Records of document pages
——————

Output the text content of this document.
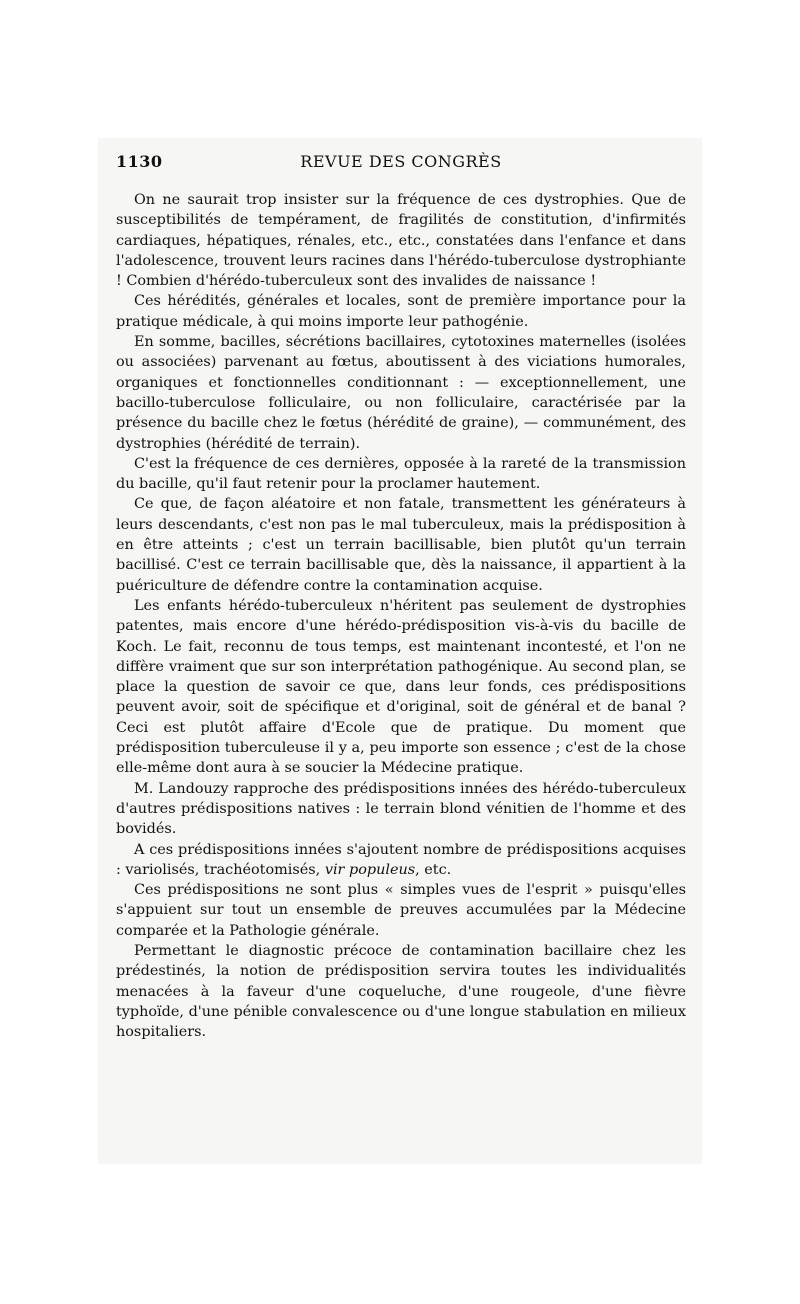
1130	REVUE DES CONGRÈS

On ne saurait trop insister sur la fréquence de ces dystrophies. Que de susceptibilités de tempérament, de fragilités de constitution, d'infirmités cardiaques, hépatiques, rénales, etc., etc., constatées dans l'enfance et dans l'adolescence, trouvent leurs racines dans l'hérédo-tuberculose dystrophiante ! Combien d'hérédo-tuberculeux sont des invalides de naissance !

Ces hérédités, générales et locales, sont de première importance pour la pratique médicale, à qui moins importe leur pathogénie.

En somme, bacilles, sécrétions bacillaires, cytotoxines maternelles (isolées ou associées) parvenant au fœtus, aboutissent à des viciations humorales, organiques et fonctionnelles conditionnant : — exceptionnellement, une bacillo-tuberculose folliculaire, ou non folliculaire, caractérisée par la présence du bacille chez le fœtus (hérédité de graine), — communément, des dystrophies (hérédité de terrain).

C'est la fréquence de ces dernières, opposée à la rareté de la transmission du bacille, qu'il faut retenir pour la proclamer hautement.

Ce que, de façon aléatoire et non fatale, transmettent les générateurs à leurs descendants, c'est non pas le mal tuberculeux, mais la prédisposition à en être atteints ; c'est un terrain bacillisable, bien plutôt qu'un terrain bacillisé. C'est ce terrain bacillisable que, dès la naissance, il appartient à la puériculture de défendre contre la contamination acquise.

Les enfants hérédo-tuberculeux n'héritent pas seulement de dystrophies patentes, mais encore d'une hérédo-prédisposition vis-à-vis du bacille de Koch. Le fait, reconnu de tous temps, est maintenant incontesté, et l'on ne diffère vraiment que sur son interprétation pathogénique. Au second plan, se place la question de savoir ce que, dans leur fonds, ces prédispositions peuvent avoir, soit de spécifique et d'original, soit de général et de banal ? Ceci est plutôt affaire d'Ecole que de pratique. Du moment que prédisposition tuberculeuse il y a, peu importe son essence ; c'est de la chose elle-même dont aura à se soucier la Médecine pratique.

M. Landouzy rapproche des prédispositions innées des hérédo-tuberculeux d'autres prédispositions natives : le terrain blond vénitien de l'homme et des bovidés.

A ces prédispositions innées s'ajoutent nombre de prédispositions acquises : variolisés, trachéotomisés, vir populeus, etc.

Ces prédispositions ne sont plus « simples vues de l'esprit » puisqu'elles s'appuient sur tout un ensemble de preuves accumulées par la Médecine comparée et la Pathologie générale.

Permettant le diagnostic précoce de contamination bacillaire chez les prédestinés, la notion de prédisposition servira toutes les individualités menacées à la faveur d'une coqueluche, d'une rougeole, d'une fièvre typhoïde, d'une pénible convalescence ou d'une longue stabulation en milieux hospitaliers.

——————

| Work required |
Identify the lines of the entries containing the string "innées". Copy each such line.

| The answer |
M. Landouzy rapproche des prédispositions innées des hérédo-tuberculeux d'autres prédispositions natives : le terrain blond vénitien de l'homme et des bovidés.
A ces prédispositions innées s'ajoutent nombre de prédispositions acquises : variolisés, trachéotomisés, vir populeus, etc.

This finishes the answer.